* SUPPLIED MATERIAL *
···
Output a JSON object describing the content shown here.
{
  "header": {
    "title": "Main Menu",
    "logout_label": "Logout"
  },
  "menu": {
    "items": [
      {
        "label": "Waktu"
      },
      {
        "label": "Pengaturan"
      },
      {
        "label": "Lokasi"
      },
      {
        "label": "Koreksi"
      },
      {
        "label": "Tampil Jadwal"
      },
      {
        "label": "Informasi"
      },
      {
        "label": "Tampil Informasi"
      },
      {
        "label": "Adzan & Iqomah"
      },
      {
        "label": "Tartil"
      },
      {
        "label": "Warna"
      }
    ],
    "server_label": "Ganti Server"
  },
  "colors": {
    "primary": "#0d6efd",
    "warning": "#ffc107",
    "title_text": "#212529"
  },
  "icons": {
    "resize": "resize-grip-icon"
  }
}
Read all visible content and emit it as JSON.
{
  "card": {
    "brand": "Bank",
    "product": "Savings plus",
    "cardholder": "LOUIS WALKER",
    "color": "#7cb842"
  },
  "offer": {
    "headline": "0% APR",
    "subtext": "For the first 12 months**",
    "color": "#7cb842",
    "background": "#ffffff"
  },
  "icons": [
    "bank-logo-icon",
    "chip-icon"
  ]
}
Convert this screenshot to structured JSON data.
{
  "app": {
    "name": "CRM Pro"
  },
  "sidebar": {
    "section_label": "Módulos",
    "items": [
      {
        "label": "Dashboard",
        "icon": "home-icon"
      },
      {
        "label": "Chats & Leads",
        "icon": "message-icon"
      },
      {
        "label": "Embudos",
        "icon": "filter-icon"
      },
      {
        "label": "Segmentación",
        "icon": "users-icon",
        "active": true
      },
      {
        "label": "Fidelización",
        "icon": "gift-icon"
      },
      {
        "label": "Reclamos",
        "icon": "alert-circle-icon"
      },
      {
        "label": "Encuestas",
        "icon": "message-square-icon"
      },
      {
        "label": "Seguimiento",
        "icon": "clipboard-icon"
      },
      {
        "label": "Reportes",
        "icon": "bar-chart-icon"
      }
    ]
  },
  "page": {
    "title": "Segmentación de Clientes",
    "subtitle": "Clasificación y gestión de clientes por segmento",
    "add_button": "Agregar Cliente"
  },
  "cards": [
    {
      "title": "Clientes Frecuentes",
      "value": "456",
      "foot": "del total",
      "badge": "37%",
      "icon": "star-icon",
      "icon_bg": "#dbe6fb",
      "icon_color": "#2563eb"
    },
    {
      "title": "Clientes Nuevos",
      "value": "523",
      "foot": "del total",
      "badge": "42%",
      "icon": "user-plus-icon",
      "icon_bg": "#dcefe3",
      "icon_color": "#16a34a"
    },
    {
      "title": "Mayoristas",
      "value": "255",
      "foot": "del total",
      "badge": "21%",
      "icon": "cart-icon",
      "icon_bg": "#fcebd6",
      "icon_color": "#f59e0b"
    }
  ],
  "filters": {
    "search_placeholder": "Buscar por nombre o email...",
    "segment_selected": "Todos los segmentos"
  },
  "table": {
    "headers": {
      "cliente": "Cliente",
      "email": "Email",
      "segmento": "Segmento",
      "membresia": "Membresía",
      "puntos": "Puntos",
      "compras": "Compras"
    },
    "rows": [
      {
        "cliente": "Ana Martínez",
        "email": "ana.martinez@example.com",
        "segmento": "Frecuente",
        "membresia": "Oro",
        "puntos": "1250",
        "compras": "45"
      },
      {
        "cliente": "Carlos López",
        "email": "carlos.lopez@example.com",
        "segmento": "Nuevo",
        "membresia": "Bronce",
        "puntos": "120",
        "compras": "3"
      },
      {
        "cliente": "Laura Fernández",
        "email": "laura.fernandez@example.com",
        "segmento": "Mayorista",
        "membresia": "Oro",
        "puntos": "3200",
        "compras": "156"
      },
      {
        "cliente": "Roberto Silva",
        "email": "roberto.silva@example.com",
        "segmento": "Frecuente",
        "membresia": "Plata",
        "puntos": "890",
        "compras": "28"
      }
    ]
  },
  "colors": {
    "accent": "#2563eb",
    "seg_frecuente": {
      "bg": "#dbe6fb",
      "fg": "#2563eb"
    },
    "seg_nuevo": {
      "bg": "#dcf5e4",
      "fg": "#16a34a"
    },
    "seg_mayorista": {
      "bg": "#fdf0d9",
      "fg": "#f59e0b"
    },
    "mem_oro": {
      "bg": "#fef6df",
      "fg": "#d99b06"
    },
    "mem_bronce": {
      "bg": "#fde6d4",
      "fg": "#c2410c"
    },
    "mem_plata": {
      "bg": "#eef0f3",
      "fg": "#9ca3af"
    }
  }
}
···
* EXERCISE PROMPT *
Copy whichever lines in the listing above contain the word "Segmentación".

* SOLUTION TO THIS PROBLEM *
        "label": "Segmentación",
    "title": "Segmentación de Clientes",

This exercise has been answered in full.